#### What to do
Scan the records and identify every line in which the string "联立抛物线与直线CD的解析式成方程组" occurs, then return those lines.

[Stored records]
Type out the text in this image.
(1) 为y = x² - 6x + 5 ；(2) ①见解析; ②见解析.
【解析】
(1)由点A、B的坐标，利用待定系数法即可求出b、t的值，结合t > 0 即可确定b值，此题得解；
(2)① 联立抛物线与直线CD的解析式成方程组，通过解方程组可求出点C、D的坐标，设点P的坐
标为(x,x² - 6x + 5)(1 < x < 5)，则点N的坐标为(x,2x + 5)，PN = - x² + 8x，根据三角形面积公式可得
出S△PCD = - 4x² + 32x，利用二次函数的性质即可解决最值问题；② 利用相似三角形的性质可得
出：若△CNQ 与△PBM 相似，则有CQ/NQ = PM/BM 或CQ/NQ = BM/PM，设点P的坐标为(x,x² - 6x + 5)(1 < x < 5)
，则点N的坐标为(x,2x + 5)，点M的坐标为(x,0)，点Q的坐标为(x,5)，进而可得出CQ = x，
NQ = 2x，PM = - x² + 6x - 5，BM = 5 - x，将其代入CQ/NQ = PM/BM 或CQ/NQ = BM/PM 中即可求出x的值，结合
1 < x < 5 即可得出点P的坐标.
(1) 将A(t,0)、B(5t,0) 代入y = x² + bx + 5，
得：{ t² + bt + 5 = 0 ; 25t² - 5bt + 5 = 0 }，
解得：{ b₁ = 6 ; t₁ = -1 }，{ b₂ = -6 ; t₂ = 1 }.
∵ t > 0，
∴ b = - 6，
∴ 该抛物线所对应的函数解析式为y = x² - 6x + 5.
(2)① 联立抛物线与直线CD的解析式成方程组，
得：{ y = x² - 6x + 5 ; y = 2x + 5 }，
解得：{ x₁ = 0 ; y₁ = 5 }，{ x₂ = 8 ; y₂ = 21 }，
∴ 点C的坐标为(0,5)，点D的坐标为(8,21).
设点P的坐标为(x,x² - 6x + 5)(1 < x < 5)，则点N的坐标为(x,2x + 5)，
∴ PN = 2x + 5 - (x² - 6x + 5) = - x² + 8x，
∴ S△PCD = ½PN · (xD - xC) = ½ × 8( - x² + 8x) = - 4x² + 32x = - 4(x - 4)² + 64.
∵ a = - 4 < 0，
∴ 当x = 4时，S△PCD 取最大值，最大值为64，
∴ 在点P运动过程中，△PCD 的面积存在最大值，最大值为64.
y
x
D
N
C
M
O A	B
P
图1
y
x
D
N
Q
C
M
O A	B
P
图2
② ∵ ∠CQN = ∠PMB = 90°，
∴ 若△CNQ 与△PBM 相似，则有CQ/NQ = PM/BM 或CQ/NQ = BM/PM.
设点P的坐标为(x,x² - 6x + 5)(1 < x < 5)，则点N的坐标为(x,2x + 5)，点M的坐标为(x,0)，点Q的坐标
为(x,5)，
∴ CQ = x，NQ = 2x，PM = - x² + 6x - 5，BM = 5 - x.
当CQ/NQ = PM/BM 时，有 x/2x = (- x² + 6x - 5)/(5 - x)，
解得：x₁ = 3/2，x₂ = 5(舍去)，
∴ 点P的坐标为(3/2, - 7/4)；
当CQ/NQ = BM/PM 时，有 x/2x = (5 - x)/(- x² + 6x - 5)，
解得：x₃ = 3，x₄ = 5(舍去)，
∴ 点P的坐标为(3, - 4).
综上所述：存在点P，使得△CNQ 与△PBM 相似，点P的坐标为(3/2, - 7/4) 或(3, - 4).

#### Reply
(2)① 联立抛物线与直线CD的解析式成方程组，通过解方程组可求出点C、D的坐标，设点P的坐
(2)① 联立抛物线与直线CD的解析式成方程组，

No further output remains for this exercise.